## What is expected
Images embedded in the records are excluded; print everything else exactly as given.

Dataset records
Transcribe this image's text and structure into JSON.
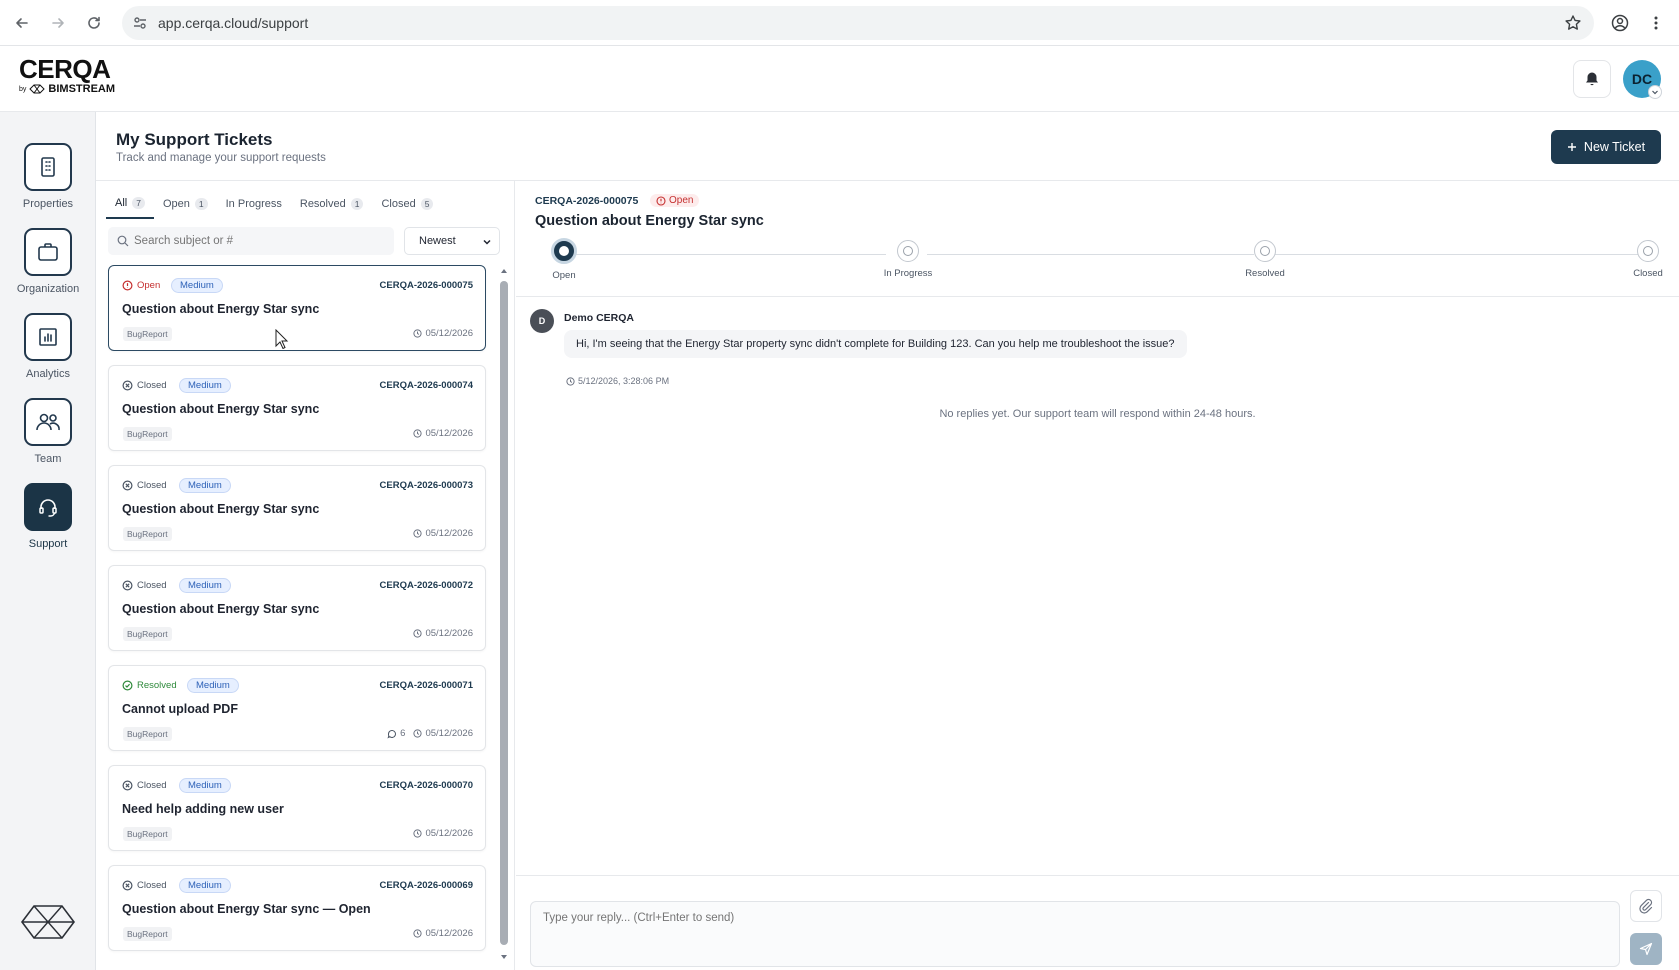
{
  "browser": {
    "url": "app.cerqa.cloud/support"
  },
  "brand": {
    "name": "CERQA",
    "by": "by",
    "partner": "BIMSTREAM"
  },
  "user": {
    "initials": "DC"
  },
  "sidebar": {
    "items": [
      {
        "label": "Properties",
        "icon": "clipboard-icon",
        "active": false
      },
      {
        "label": "Organization",
        "icon": "briefcase-icon",
        "active": false
      },
      {
        "label": "Analytics",
        "icon": "bar-chart-icon",
        "active": false
      },
      {
        "label": "Team",
        "icon": "users-icon",
        "active": false
      },
      {
        "label": "Support",
        "icon": "headset-icon",
        "active": true
      }
    ]
  },
  "page": {
    "title": "My Support Tickets",
    "subtitle": "Track and manage your support requests",
    "new_ticket_label": "New Ticket"
  },
  "tabs": [
    {
      "label": "All",
      "count": "7",
      "active": true
    },
    {
      "label": "Open",
      "count": "1",
      "active": false
    },
    {
      "label": "In Progress",
      "count": "",
      "active": false
    },
    {
      "label": "Resolved",
      "count": "1",
      "active": false
    },
    {
      "label": "Closed",
      "count": "5",
      "active": false
    }
  ],
  "search": {
    "placeholder": "Search subject or #",
    "sort_value": "Newest"
  },
  "tickets": [
    {
      "status": "Open",
      "status_type": "open",
      "priority": "Medium",
      "id": "CERQA-2026-000075",
      "title": "Question about Energy Star sync",
      "category": "BugReport",
      "comments": "",
      "date": "05/12/2026",
      "selected": true
    },
    {
      "status": "Closed",
      "status_type": "closed",
      "priority": "Medium",
      "id": "CERQA-2026-000074",
      "title": "Question about Energy Star sync",
      "category": "BugReport",
      "comments": "",
      "date": "05/12/2026",
      "selected": false
    },
    {
      "status": "Closed",
      "status_type": "closed",
      "priority": "Medium",
      "id": "CERQA-2026-000073",
      "title": "Question about Energy Star sync",
      "category": "BugReport",
      "comments": "",
      "date": "05/12/2026",
      "selected": false
    },
    {
      "status": "Closed",
      "status_type": "closed",
      "priority": "Medium",
      "id": "CERQA-2026-000072",
      "title": "Question about Energy Star sync",
      "category": "BugReport",
      "comments": "",
      "date": "05/12/2026",
      "selected": false
    },
    {
      "status": "Resolved",
      "status_type": "resolved",
      "priority": "Medium",
      "id": "CERQA-2026-000071",
      "title": "Cannot upload PDF",
      "category": "BugReport",
      "comments": "6",
      "date": "05/12/2026",
      "selected": false
    },
    {
      "status": "Closed",
      "status_type": "closed",
      "priority": "Medium",
      "id": "CERQA-2026-000070",
      "title": "Need help adding new user",
      "category": "BugReport",
      "comments": "",
      "date": "05/12/2026",
      "selected": false
    },
    {
      "status": "Closed",
      "status_type": "closed",
      "priority": "Medium",
      "id": "CERQA-2026-000069",
      "title": "Question about Energy Star sync — Open",
      "category": "BugReport",
      "comments": "",
      "date": "05/12/2026",
      "selected": false
    }
  ],
  "detail": {
    "id": "CERQA-2026-000075",
    "status": "Open",
    "title": "Question about Energy Star sync",
    "steps": [
      {
        "label": "Open",
        "current": true
      },
      {
        "label": "In Progress",
        "current": false
      },
      {
        "label": "Resolved",
        "current": false
      },
      {
        "label": "Closed",
        "current": false
      }
    ],
    "message": {
      "avatar": "D",
      "author": "Demo CERQA",
      "text": "Hi, I'm seeing that the Energy Star property sync didn't complete for Building 123. Can you help me troubleshoot the issue?",
      "time": "5/12/2026, 3:28:06 PM"
    },
    "no_replies": "No replies yet. Our support team will respond within 24-48 hours.",
    "reply_placeholder": "Type your reply... (Ctrl+Enter to send)"
  },
  "colors": {
    "primary": "#1e3a4f",
    "open": "#c53030",
    "resolved": "#2f8a3c",
    "priority": "#2e62b8",
    "avatar": "#3aa0c9"
  }
}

## Result of this task
Transcribe this image's text and structure into JSON.
{
  "browser": {
    "url": "app.cerqa.cloud/support"
  },
  "brand": {
    "name": "CERQA",
    "by": "by",
    "partner": "BIMSTREAM"
  },
  "user": {
    "initials": "DC"
  },
  "sidebar": {
    "items": [
      {
        "label": "Properties",
        "icon": "clipboard-icon",
        "active": false
      },
      {
        "label": "Organization",
        "icon": "briefcase-icon",
        "active": false
      },
      {
        "label": "Analytics",
        "icon": "bar-chart-icon",
        "active": false
      },
      {
        "label": "Team",
        "icon": "users-icon",
        "active": false
      },
      {
        "label": "Support",
        "icon": "headset-icon",
        "active": true
      }
    ]
  },
  "page": {
    "title": "My Support Tickets",
    "subtitle": "Track and manage your support requests",
    "new_ticket_label": "New Ticket"
  },
  "tabs": [
    {
      "label": "All",
      "count": "7",
      "active": true
    },
    {
      "label": "Open",
      "count": "1",
      "active": false
    },
    {
      "label": "In Progress",
      "count": "",
      "active": false
    },
    {
      "label": "Resolved",
      "count": "1",
      "active": false
    },
    {
      "label": "Closed",
      "count": "5",
      "active": false
    }
  ],
  "search": {
    "placeholder": "Search subject or #",
    "sort_value": "Newest"
  },
  "tickets": [
    {
      "status": "Open",
      "status_type": "open",
      "priority": "Medium",
      "id": "CERQA-2026-000075",
      "title": "Question about Energy Star sync",
      "category": "BugReport",
      "comments": "",
      "date": "05/12/2026",
      "selected": true
    },
    {
      "status": "Closed",
      "status_type": "closed",
      "priority": "Medium",
      "id": "CERQA-2026-000074",
      "title": "Question about Energy Star sync",
      "category": "BugReport",
      "comments": "",
      "date": "05/12/2026",
      "selected": false
    },
    {
      "status": "Closed",
      "status_type": "closed",
      "priority": "Medium",
      "id": "CERQA-2026-000073",
      "title": "Question about Energy Star sync",
      "category": "BugReport",
      "comments": "",
      "date": "05/12/2026",
      "selected": false
    },
    {
      "status": "Closed",
      "status_type": "closed",
      "priority": "Medium",
      "id": "CERQA-2026-000072",
      "title": "Question about Energy Star sync",
      "category": "BugReport",
      "comments": "",
      "date": "05/12/2026",
      "selected": false
    },
    {
      "status": "Resolved",
      "status_type": "resolved",
      "priority": "Medium",
      "id": "CERQA-2026-000071",
      "title": "Cannot upload PDF",
      "category": "BugReport",
      "comments": "6",
      "date": "05/12/2026",
      "selected": false
    },
    {
      "status": "Closed",
      "status_type": "closed",
      "priority": "Medium",
      "id": "CERQA-2026-000070",
      "title": "Need help adding new user",
      "category": "BugReport",
      "comments": "",
      "date": "05/12/2026",
      "selected": false
    },
    {
      "status": "Closed",
      "status_type": "closed",
      "priority": "Medium",
      "id": "CERQA-2026-000069",
      "title": "Question about Energy Star sync — Open",
      "category": "BugReport",
      "comments": "",
      "date": "05/12/2026",
      "selected": false
    }
  ],
  "detail": {
    "id": "CERQA-2026-000075",
    "status": "Open",
    "title": "Question about Energy Star sync",
    "steps": [
      {
        "label": "Open",
        "current": true
      },
      {
        "label": "In Progress",
        "current": false
      },
      {
        "label": "Resolved",
        "current": false
      },
      {
        "label": "Closed",
        "current": false
      }
    ],
    "message": {
      "avatar": "D",
      "author": "Demo CERQA",
      "text": "Hi, I'm seeing that the Energy Star property sync didn't complete for Building 123. Can you help me troubleshoot the issue?",
      "time": "5/12/2026, 3:28:06 PM"
    },
    "no_replies": "No replies yet. Our support team will respond within 24-48 hours.",
    "reply_placeholder": "Type your reply... (Ctrl+Enter to send)"
  },
  "colors": {
    "primary": "#1e3a4f",
    "open": "#c53030",
    "resolved": "#2f8a3c",
    "priority": "#2e62b8",
    "avatar": "#3aa0c9"
  }
}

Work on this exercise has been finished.